» **PROBLEM STATEMENT**:
Each line that follows should be printed again exactly as it stands.

» **INFORMATION PROVIDED**:
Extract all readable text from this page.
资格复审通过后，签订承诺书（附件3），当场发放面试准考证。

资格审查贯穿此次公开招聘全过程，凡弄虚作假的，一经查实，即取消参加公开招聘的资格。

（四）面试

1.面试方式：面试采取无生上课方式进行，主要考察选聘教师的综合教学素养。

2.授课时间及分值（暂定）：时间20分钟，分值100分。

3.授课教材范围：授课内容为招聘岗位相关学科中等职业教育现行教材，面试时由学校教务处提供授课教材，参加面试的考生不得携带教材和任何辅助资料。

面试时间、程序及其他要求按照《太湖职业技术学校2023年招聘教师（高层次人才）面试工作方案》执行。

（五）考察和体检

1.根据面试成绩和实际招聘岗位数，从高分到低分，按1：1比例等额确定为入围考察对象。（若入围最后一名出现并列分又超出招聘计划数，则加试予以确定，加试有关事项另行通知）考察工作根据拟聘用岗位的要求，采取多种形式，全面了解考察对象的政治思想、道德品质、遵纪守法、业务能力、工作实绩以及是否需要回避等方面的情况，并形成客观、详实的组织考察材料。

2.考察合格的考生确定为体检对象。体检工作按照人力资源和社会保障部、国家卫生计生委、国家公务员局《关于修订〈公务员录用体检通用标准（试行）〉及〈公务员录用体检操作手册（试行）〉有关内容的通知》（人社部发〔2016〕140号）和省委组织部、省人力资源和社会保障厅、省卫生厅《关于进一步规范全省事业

» **TASK ANSWER**:
Extract all readable text from this page.
资格复审通过后，签订承诺书（附件3），当场发放面试准考证。

资格审查贯穿此次公开招聘全过程，凡弄虚作假的，一经查实，即取消参加公开招聘的资格。

（四）面试

1.面试方式：面试采取无生上课方式进行，主要考察选聘教师的综合教学素养。

2.授课时间及分值（暂定）：时间20分钟，分值100分。

3.授课教材范围：授课内容为招聘岗位相关学科中等职业教育现行教材，面试时由学校教务处提供授课教材，参加面试的考生不得携带教材和任何辅助资料。

面试时间、程序及其他要求按照《太湖职业技术学校2023年招聘教师（高层次人才）面试工作方案》执行。

（五）考察和体检

1.根据面试成绩和实际招聘岗位数，从高分到低分，按1：1比例等额确定为入围考察对象。（若入围最后一名出现并列分又超出招聘计划数，则加试予以确定，加试有关事项另行通知）考察工作根据拟聘用岗位的要求，采取多种形式，全面了解考察对象的政治思想、道德品质、遵纪守法、业务能力、工作实绩以及是否需要回避等方面的情况，并形成客观、详实的组织考察材料。

2.考察合格的考生确定为体检对象。体检工作按照人力资源和社会保障部、国家卫生计生委、国家公务员局《关于修订〈公务员录用体检通用标准（试行）〉及〈公务员录用体检操作手册（试行）〉有关内容的通知》（人社部发〔2016〕140号）和省委组织部、省人力资源和社会保障厅、省卫生厅《关于进一步规范全省事业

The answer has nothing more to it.